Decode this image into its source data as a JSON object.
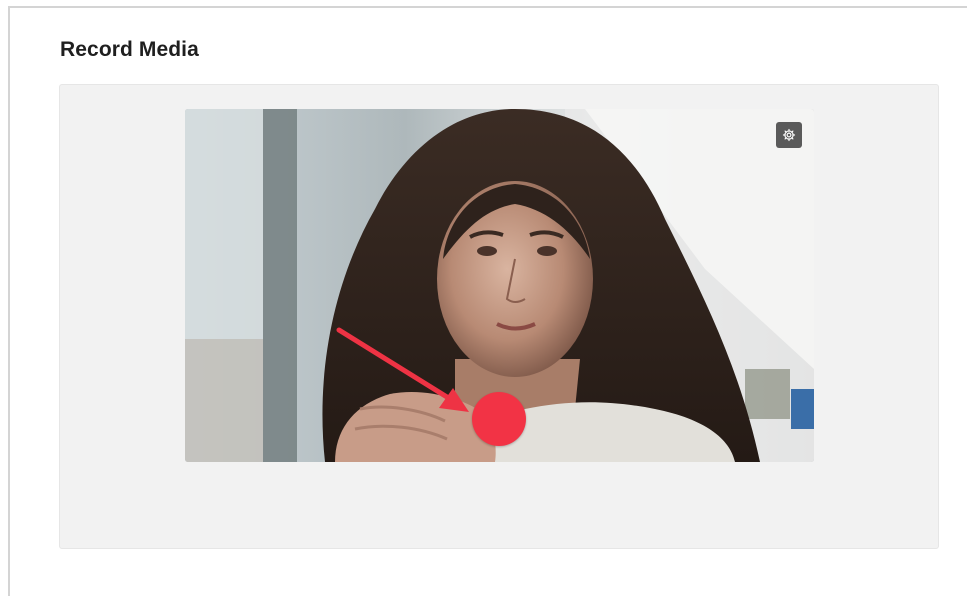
{
  "page": {
    "title": "Record Media"
  },
  "preview": {
    "settings_icon": "gear-icon",
    "record_icon": "record-circle-icon",
    "annotation_icon": "arrow-annotation-icon"
  },
  "colors": {
    "record": "#f23345",
    "arrow": "#ee3344",
    "panel_bg": "#f2f2f2",
    "settings_bg": "#5a5a5a"
  }
}
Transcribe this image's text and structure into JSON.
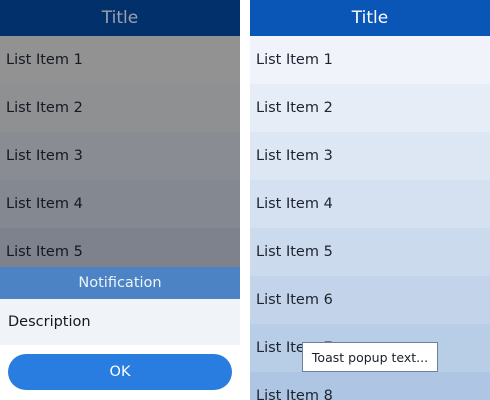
{
  "left_screen": {
    "title": "Title",
    "list_items": [
      "List Item 1",
      "List Item 2",
      "List Item 3",
      "List Item 4",
      "List Item 5"
    ],
    "popup": {
      "title": "Notification",
      "description": "Description",
      "ok_label": "OK"
    }
  },
  "right_screen": {
    "title": "Title",
    "list_items": [
      "List Item 1",
      "List Item 2",
      "List Item 3",
      "List Item 4",
      "List Item 5",
      "List Item 6",
      "List Item 7",
      "List Item 8"
    ],
    "toast": "Toast popup text..."
  },
  "colors": {
    "title_bar_dim": "#02306b",
    "title_bar": "#0a56b7",
    "popup_title": "#4c83c5",
    "ok_button": "#2a7de0"
  }
}
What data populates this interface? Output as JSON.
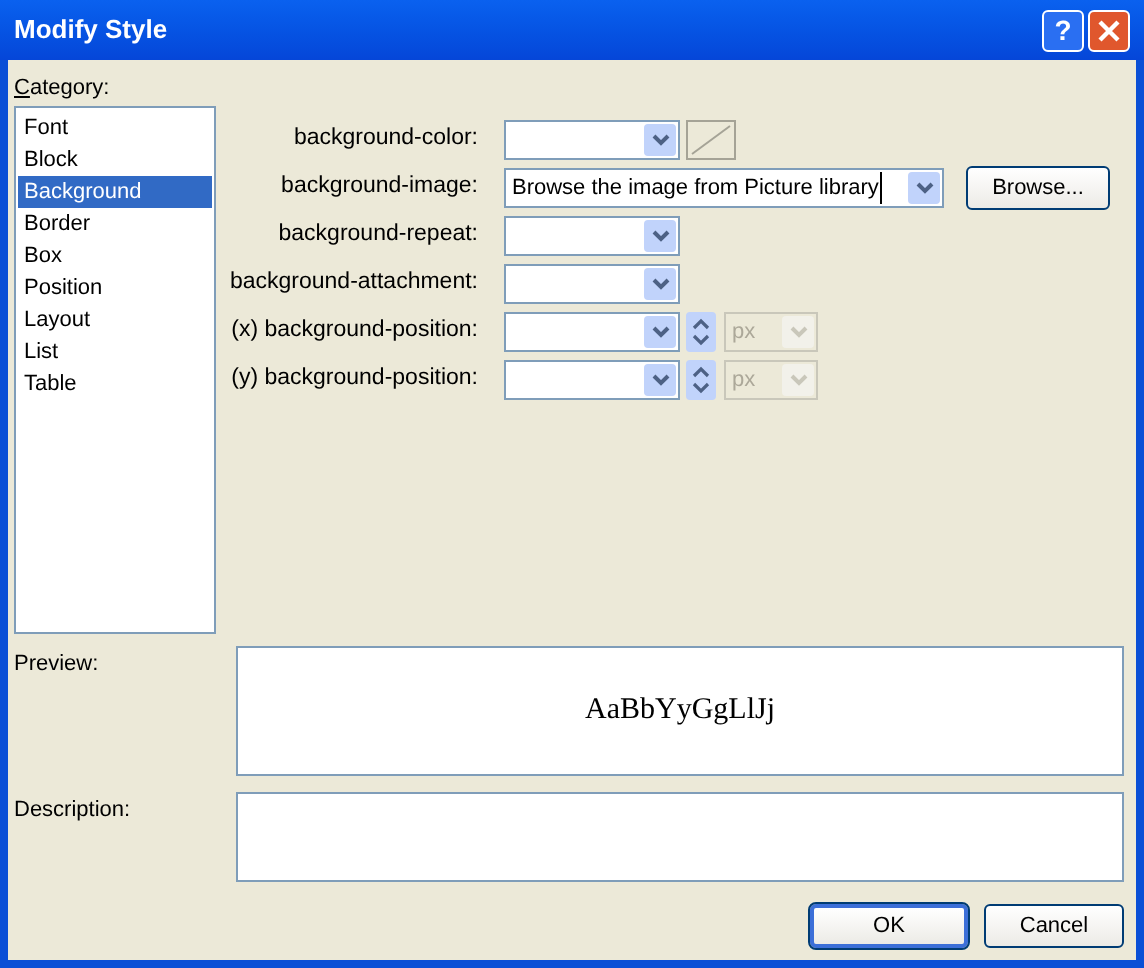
######
Identify all lines where the word "this" shows up. Copy them.

Decode this image into its source data as a JSON object.
Transcribe this image's text and structure into JSON.
What data populates this interface? Output as JSON.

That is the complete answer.